FRAGMENTO DADO:
════════════════════

En la, por ahora, última declaración conocida, que ya no va dirigida al monarca y cuyos firmantes dicen sentir desagrado por las barbaridades vertidas en el chat, no aparece la definición del ministerio como «socialcomunista», que tanto gusta a la extrema derecha mediática y política, pero se mantiene el desconocimiento de la Constitución y de la esencia de la democracia. El gobierno no puede impedir «algaradas» independentistas, ni peticiones de indulto o ataques a la monarquía constitucional, o sea defensas de la república, porque la Constitución protege las libertades de expresión y manifestación, los tiempos de «pegar fuerte» se han terminado. Con relación a los símbolos, no sé qué harían estos demócratas en EEUU, donde la quema de la bandera se considera amparada por la Constitución; evidentemente, también la de la fotografía del presidente. Asombra que se acuse al ejecutivo de limitar y eliminar «derechos fundamentales de los españoles» ¿Cuáles? Eso es simplemente una mentira porque, si se refieren a las restricciones a la movilidad, que han aplicado todos los países, democráticos o no, para contener la difusión del virus, salvo el Brasil de Bolsonaro y así le va, el estado de alarma es un instrumento constitucional que ha sido adoptado por el parlamento por amplísima mayoría: 194 votos a favor en el Congreso, 53 en contra y 99 abstenciones.

════════════════════

EXTRACTOS DE DATOS:
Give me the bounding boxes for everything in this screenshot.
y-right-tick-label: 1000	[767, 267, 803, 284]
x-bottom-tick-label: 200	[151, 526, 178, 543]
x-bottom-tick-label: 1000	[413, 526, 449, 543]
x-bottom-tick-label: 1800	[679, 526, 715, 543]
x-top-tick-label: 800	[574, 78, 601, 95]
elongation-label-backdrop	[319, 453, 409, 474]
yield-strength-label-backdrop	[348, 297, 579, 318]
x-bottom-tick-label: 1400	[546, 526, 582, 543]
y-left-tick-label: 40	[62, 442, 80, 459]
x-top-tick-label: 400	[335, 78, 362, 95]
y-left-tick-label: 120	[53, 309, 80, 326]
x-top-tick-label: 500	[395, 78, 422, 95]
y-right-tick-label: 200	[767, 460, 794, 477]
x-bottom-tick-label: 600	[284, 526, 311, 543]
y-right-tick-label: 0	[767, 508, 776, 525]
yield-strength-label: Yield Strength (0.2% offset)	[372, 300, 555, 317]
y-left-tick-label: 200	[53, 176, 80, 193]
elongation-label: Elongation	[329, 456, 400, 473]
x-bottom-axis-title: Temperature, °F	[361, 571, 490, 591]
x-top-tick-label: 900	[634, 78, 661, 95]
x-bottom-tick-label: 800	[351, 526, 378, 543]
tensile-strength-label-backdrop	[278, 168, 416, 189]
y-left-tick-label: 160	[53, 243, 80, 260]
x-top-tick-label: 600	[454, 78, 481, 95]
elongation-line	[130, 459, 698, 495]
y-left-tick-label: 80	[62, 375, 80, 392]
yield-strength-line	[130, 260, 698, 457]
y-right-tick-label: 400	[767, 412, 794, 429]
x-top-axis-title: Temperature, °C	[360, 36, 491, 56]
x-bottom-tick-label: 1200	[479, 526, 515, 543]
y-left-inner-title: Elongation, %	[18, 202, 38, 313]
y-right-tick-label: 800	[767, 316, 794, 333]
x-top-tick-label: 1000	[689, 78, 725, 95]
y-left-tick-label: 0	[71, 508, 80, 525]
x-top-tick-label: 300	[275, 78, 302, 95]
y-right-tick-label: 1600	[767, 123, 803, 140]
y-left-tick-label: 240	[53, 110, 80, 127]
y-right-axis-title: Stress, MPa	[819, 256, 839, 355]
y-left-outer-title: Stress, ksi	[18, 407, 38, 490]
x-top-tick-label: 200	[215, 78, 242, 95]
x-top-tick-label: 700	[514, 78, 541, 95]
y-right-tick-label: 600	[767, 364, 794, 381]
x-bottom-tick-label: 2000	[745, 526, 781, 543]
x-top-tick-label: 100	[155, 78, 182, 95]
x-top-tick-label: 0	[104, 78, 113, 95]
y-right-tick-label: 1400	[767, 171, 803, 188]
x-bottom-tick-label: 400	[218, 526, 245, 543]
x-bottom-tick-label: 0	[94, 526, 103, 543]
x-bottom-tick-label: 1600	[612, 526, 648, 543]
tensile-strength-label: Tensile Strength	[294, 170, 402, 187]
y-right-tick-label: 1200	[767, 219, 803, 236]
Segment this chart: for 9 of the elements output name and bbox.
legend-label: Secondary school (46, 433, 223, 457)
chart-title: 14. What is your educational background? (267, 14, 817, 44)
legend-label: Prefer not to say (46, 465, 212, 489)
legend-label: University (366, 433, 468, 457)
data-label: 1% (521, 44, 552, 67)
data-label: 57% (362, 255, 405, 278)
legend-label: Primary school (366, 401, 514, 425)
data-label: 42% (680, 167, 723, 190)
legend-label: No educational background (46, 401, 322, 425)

════════════════════

TAREA DE TRABAJO 1:
Enumera las cosas que, según el fragmento dado, el gobierno no puede impedir.
TAREA DE TRABAJO 2:
Según el fragmento dado, ¿cuántos votos a favor recibió en el Congreso el estado de alarma?

SOLUCIÓN ESCRITA 1:
- «Algaradas» independentistas
- Peticiones de indulto
- Ataques a la monarquía constitucional, o sea, defensas de la república

SOLUCIÓN ESCRITA 2:
194 votos a favor.